WHAT TO PRODUCE »
What follows is a set of entries. Repeat them exactly, but not their pictures.
BEGIN RECORDS TO USE
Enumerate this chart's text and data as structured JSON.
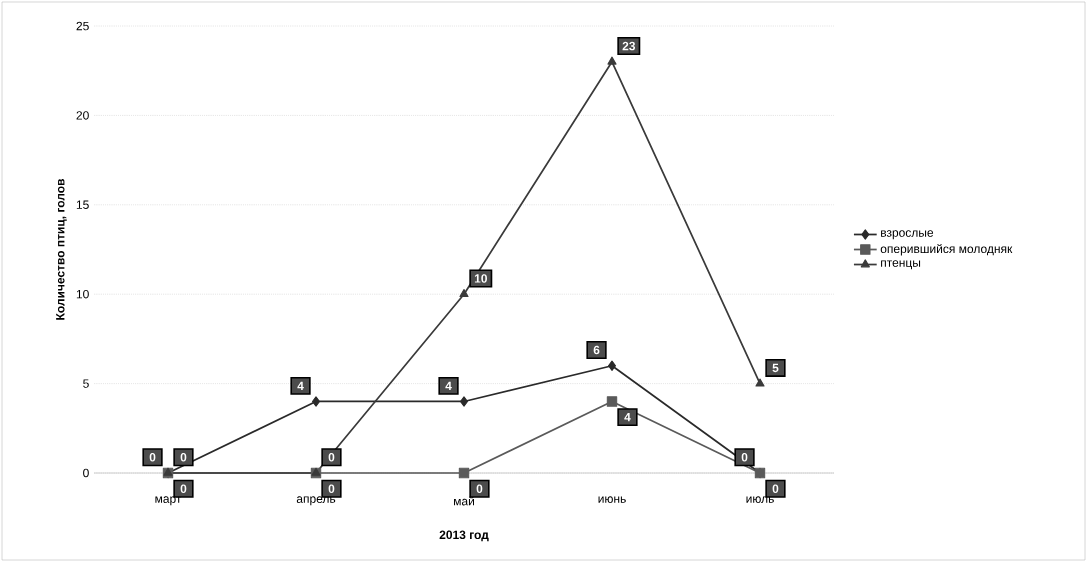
{
  "chart_data": {
    "type": "line",
    "xlabel": "2013 год",
    "ylabel": "Количество птиц, голов",
    "categories": [
      "март",
      "апрель",
      "май",
      "июнь",
      "июль"
    ],
    "series": [
      {
        "name": "взрослые",
        "color": "#2a2a2a",
        "marker": "diamond",
        "values": [
          0,
          4,
          4,
          6,
          0
        ]
      },
      {
        "name": "оперившийся молодняк",
        "color": "#5a5a5a",
        "marker": "square",
        "values": [
          0,
          0,
          0,
          4,
          0
        ]
      },
      {
        "name": "птенцы",
        "color": "#3a3a3a",
        "marker": "triangle",
        "values": [
          0,
          0,
          10,
          23,
          5
        ]
      }
    ],
    "ylim": [
      0,
      25
    ],
    "yticks": [
      0,
      5,
      10,
      15,
      20,
      25
    ],
    "grid": "y",
    "legend": "right",
    "data_labels": true
  }
}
END RECORDS TO USE
RESPONSE TO THIS TASK »
Enumerate this chart's text and data as structured JSON.
{
  "chart_data": {
    "type": "line",
    "xlabel": "2013 год",
    "ylabel": "Количество птиц, голов",
    "categories": [
      "март",
      "апрель",
      "май",
      "июнь",
      "июль"
    ],
    "series": [
      {
        "name": "взрослые",
        "color": "#2a2a2a",
        "marker": "diamond",
        "values": [
          0,
          4,
          4,
          6,
          0
        ]
      },
      {
        "name": "оперившийся молодняк",
        "color": "#5a5a5a",
        "marker": "square",
        "values": [
          0,
          0,
          0,
          4,
          0
        ]
      },
      {
        "name": "птенцы",
        "color": "#3a3a3a",
        "marker": "triangle",
        "values": [
          0,
          0,
          10,
          23,
          5
        ]
      }
    ],
    "ylim": [
      0,
      25
    ],
    "yticks": [
      0,
      5,
      10,
      15,
      20,
      25
    ],
    "grid": "y",
    "legend": "right",
    "data_labels": true
  }
}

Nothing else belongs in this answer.